Problem to solve — Return the lines from the one containing "row-label: Average Hedged" up to and including the one containing "header-cell-2016: 2016 <box>548", without any changes.
- - - -
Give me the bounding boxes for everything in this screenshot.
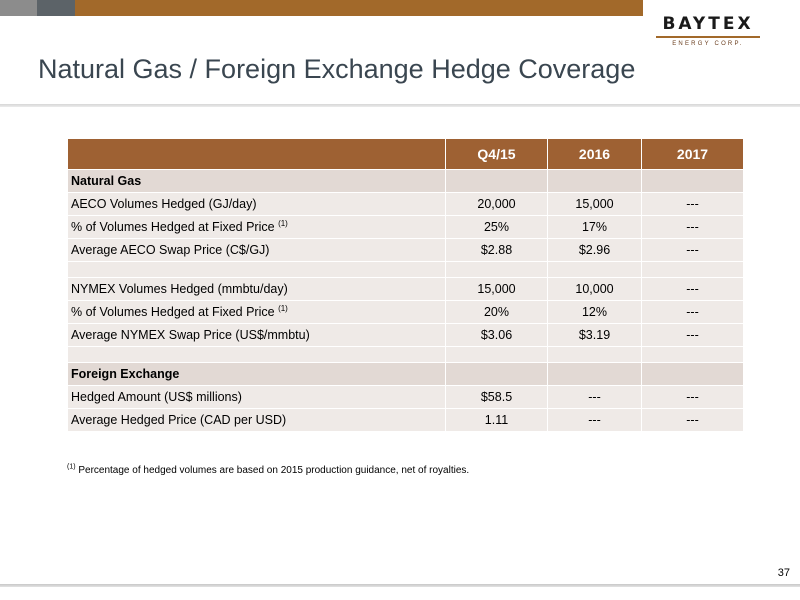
row-label: Average Hedged Price (CAD per USD) <box>68 409 446 432</box>
cell-2017 <box>642 347 744 363</box>
logo-wordmark: BAYTEX <box>662 14 754 34</box>
cell-2016: --- <box>548 409 642 432</box>
header-cell-q4-15: Q4/15 <box>446 139 548 170</box>
cell-2017 <box>642 170 744 193</box>
cell-2017 <box>642 363 744 386</box>
row-label-text: % of Volumes Hedged at Fixed Price <box>71 220 275 234</box>
slide-title: Natural Gas / Foreign Exchange Hedge Coverage <box>38 54 636 84</box>
cell-2016: --- <box>548 386 642 409</box>
row-label <box>68 216 446 239</box>
table-row-hedged-amount <box>68 386 744 409</box>
footnote-reference: (1) <box>278 303 288 313</box>
table-row-spacer <box>68 347 744 363</box>
table-row-hedged-price <box>68 409 744 432</box>
cell-q4-15: 20% <box>446 301 548 324</box>
row-label <box>68 347 446 363</box>
cell-2016 <box>548 363 642 386</box>
row-label: Average AECO Swap Price (C$/GJ) <box>68 239 446 262</box>
table-row-nymex-swap-price <box>68 324 744 347</box>
row-label-text: % of Volumes Hedged at Fixed Price <box>71 305 275 319</box>
top-bar-gold-segment <box>75 0 643 16</box>
row-label: Hedged Amount (US$ millions) <box>68 386 446 409</box>
table-row-foreign-exchange-section <box>68 363 744 386</box>
cell-2016: $2.96 <box>548 239 642 262</box>
cell-2017: --- <box>642 386 744 409</box>
cell-q4-15: 15,000 <box>446 278 548 301</box>
cell-q4-15: 1.11 <box>446 409 548 432</box>
cell-2017 <box>642 262 744 278</box>
cell-2017: --- <box>642 409 744 432</box>
cell-2017: --- <box>642 193 744 216</box>
company-logo <box>654 14 762 46</box>
cell-q4-15: $58.5 <box>446 386 548 409</box>
row-label: AECO Volumes Hedged (GJ/day) <box>68 193 446 216</box>
logo-tagline: ENERGY CORP. <box>672 41 744 47</box>
cell-2017: --- <box>642 324 744 347</box>
row-label <box>68 262 446 278</box>
title-divider <box>0 104 800 107</box>
table-row-nymex-percent-hedged <box>68 301 744 324</box>
cell-2016 <box>548 347 642 363</box>
table-row-spacer <box>68 262 744 278</box>
table-row-aeco-volumes <box>68 193 744 216</box>
cell-q4-15: 20,000 <box>446 193 548 216</box>
cell-q4-15: $3.06 <box>446 324 548 347</box>
header-cell-2016: 2016 <box>548 139 642 170</box>
table-header-row <box>68 139 744 170</box>
logo-divider <box>656 36 760 38</box>
cell-2017: --- <box>642 301 744 324</box>
cell-2016 <box>548 170 642 193</box>
top-bar-slate-segment <box>37 0 75 16</box>
footnote-text: Percentage of hedged volumes are based on 2015 production guidance, net of royalties. <box>78 465 470 476</box>
row-label: Natural Gas <box>68 170 446 193</box>
cell-q4-15: $2.88 <box>446 239 548 262</box>
cell-2016 <box>548 262 642 278</box>
cell-q4-15: 25% <box>446 216 548 239</box>
table-row-aeco-swap-price <box>68 239 744 262</box>
cell-2017: --- <box>642 216 744 239</box>
cell-2016: 15,000 <box>548 193 642 216</box>
top-bar-gray-segment <box>0 0 37 16</box>
footnote <box>67 465 469 476</box>
cell-2017: --- <box>642 278 744 301</box>
footer-divider <box>0 584 800 587</box>
cell-2017: --- <box>642 239 744 262</box>
header-cell-label <box>68 139 446 170</box>
top-color-bar <box>0 0 643 16</box>
row-label <box>68 301 446 324</box>
row-label: Average NYMEX Swap Price (US$/mmbtu) <box>68 324 446 347</box>
hedge-coverage-table <box>67 138 744 432</box>
footnote-marker: (1) <box>67 463 76 471</box>
table-row-aeco-percent-hedged <box>68 216 744 239</box>
row-label: NYMEX Volumes Hedged (mmbtu/day) <box>68 278 446 301</box>
page-number: 37 <box>777 567 790 579</box>
header-cell-2017: 2017 <box>642 139 744 170</box>
footnote-reference: (1) <box>278 218 288 228</box>
table-row-natural-gas-section <box>68 170 744 193</box>
cell-2016: 10,000 <box>548 278 642 301</box>
cell-q4-15 <box>446 262 548 278</box>
cell-q4-15 <box>446 170 548 193</box>
cell-2016: 12% <box>548 301 642 324</box>
table-row-nymex-volumes <box>68 278 744 301</box>
cell-q4-15 <box>446 363 548 386</box>
cell-q4-15 <box>446 347 548 363</box>
cell-2016: 17% <box>548 216 642 239</box>
cell-2016: $3.19 <box>548 324 642 347</box>
row-label: Foreign Exchange <box>68 363 446 386</box>
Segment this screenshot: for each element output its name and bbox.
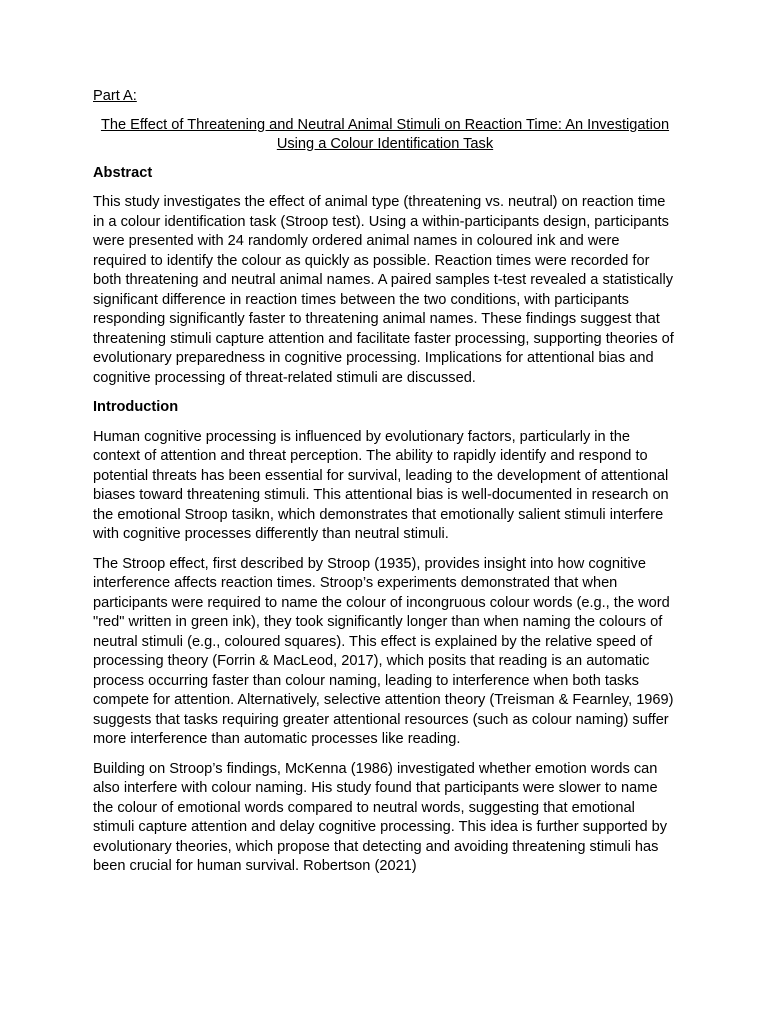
- abstract-paragraph: This study investigates the effect of animal type (threatening vs. neutral) on reaction time in a colour identification task (Stroop test). Using a within-participants design, participants were presented with 24 randomly ordered animal names in coloured ink and were required to identify the colour as quickly as possible. Reaction times were recorded for both threatening and neutral animal names. A paired samples t-test revealed a statistically significant difference in reaction times between the two conditions, with participants responding significantly faster to threatening animal names. These findings suggest that threatening stimuli capture attention and facilitate faster processing, supporting theories of evolutionary preparedness in cognitive processing. Implications for attentional bias and cognitive processing of threat-related stimuli are discussed.: [93, 194, 674, 386]
- introduction-heading: Introduction: [93, 399, 179, 415]
- introduction-section: [93, 398, 677, 877]
- document-page: [93, 87, 677, 887]
- introduction-paragraph-3: Building on Stroop’s findings, McKenna (1986) investigated whether emotion words can also interfere with colour naming. His study found that participants were slower to name the colour of emotional words compared to neutral words, suggesting that emotional stimuli capture attention and delay cognitive processing. This idea is further supported by evolutionary theories, which propose that detecting and avoiding threatening stimuli has been crucial for human survival. Robertson (2021): [93, 760, 668, 874]
- part-label: Part A:: [93, 88, 137, 104]
- introduction-paragraph-1: Human cognitive processing is influenced by evolutionary factors, particularly in the context of attention and threat perception. The ability to rapidly identify and respond to potential threats has been essential for survival, leading to the development of attentional biases toward threatening stimuli. This attentional bias is well-documented in research on the emotional Stroop tasikn, which demonstrates that emotionally salient stimuli interfere with cognitive processes differently than neutral stimuli.: [93, 428, 669, 542]
- abstract-heading: Abstract: [93, 164, 153, 181]
- introduction-paragraph-2: The Stroop effect, first described by Stroop (1935), provides insight into how cognitive interference affects reaction times. Stroop’s experiments demonstrated that when participants were required to name the colour of incongruous colour words (e.g., the word "red" written in green ink), they took significantly longer than when naming the colours of neutral stimuli (e.g., coloured squares). This effect is explained by the relative speed of processing theory (Forrin & MacLeod, 2017), which posits that reading is an automatic process occurring faster than colour naming, leading to interference when both tasks compete for attention. Alternatively, selective attention theory (Treisman & Fearnley, 1969) suggests that tasks requiring greater attentional resources (such as colour naming) suffer more interference than automatic processes like reading.: [93, 555, 674, 747]
- document-title: The Effect of Threatening and Neutral Animal Stimuli on Reaction Time: An Investigation Using a Colour Identification Task: [100, 116, 670, 152]
- abstract-section: [93, 164, 677, 389]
- - - -
Solution —
row-label: Average Hedged Price (CAD per USD) <box>68 409 446 432</box>
cell-2017 <box>642 347 744 363</box>
logo-wordmark: BAYTEX <box>662 14 754 34</box>
cell-2016: --- <box>548 409 642 432</box>
header-cell-q4-15: Q4/15 <box>446 139 548 170</box>
cell-2017 <box>642 170 744 193</box>
cell-2017 <box>642 363 744 386</box>
row-label-text: % of Volumes Hedged at Fixed Price <box>71 220 275 234</box>
slide-title: Natural Gas / Foreign Exchange Hedge Coverage <box>38 54 636 84</box>
cell-2016: --- <box>548 386 642 409</box>
row-label <box>68 216 446 239</box>
table-row-hedged-amount <box>68 386 744 409</box>
footnote-reference: (1) <box>278 303 288 313</box>
table-row-spacer <box>68 347 744 363</box>
table-row-hedged-price <box>68 409 744 432</box>
cell-q4-15: 20% <box>446 301 548 324</box>
row-label <box>68 347 446 363</box>
cell-2016 <box>548 363 642 386</box>
row-label: Average AECO Swap Price (C$/GJ) <box>68 239 446 262</box>
table-row-nymex-swap-price <box>68 324 744 347</box>
row-label-text: % of Volumes Hedged at Fixed Price <box>71 305 275 319</box>
top-bar-gold-segment <box>75 0 643 16</box>
row-label: Hedged Amount (US$ millions) <box>68 386 446 409</box>
table-row-foreign-exchange-section <box>68 363 744 386</box>
cell-2016: $2.96 <box>548 239 642 262</box>
cell-2017: --- <box>642 386 744 409</box>
cell-q4-15: 15,000 <box>446 278 548 301</box>
cell-q4-15: 1.11 <box>446 409 548 432</box>
cell-2017 <box>642 262 744 278</box>
cell-2017: --- <box>642 409 744 432</box>
cell-2017: --- <box>642 193 744 216</box>
company-logo <box>654 14 762 46</box>
cell-q4-15: $58.5 <box>446 386 548 409</box>
row-label: AECO Volumes Hedged (GJ/day) <box>68 193 446 216</box>
logo-tagline: ENERGY CORP. <box>672 41 744 47</box>
cell-2017: --- <box>642 324 744 347</box>
row-label <box>68 262 446 278</box>
title-divider <box>0 104 800 107</box>
table-row-nymex-percent-hedged <box>68 301 744 324</box>
cell-2016 <box>548 347 642 363</box>
table-row-spacer <box>68 262 744 278</box>
table-row-aeco-volumes <box>68 193 744 216</box>
cell-q4-15: 20,000 <box>446 193 548 216</box>
cell-q4-15: $3.06 <box>446 324 548 347</box>
header-cell-2016: 2016 <box>548 139 642 170</box>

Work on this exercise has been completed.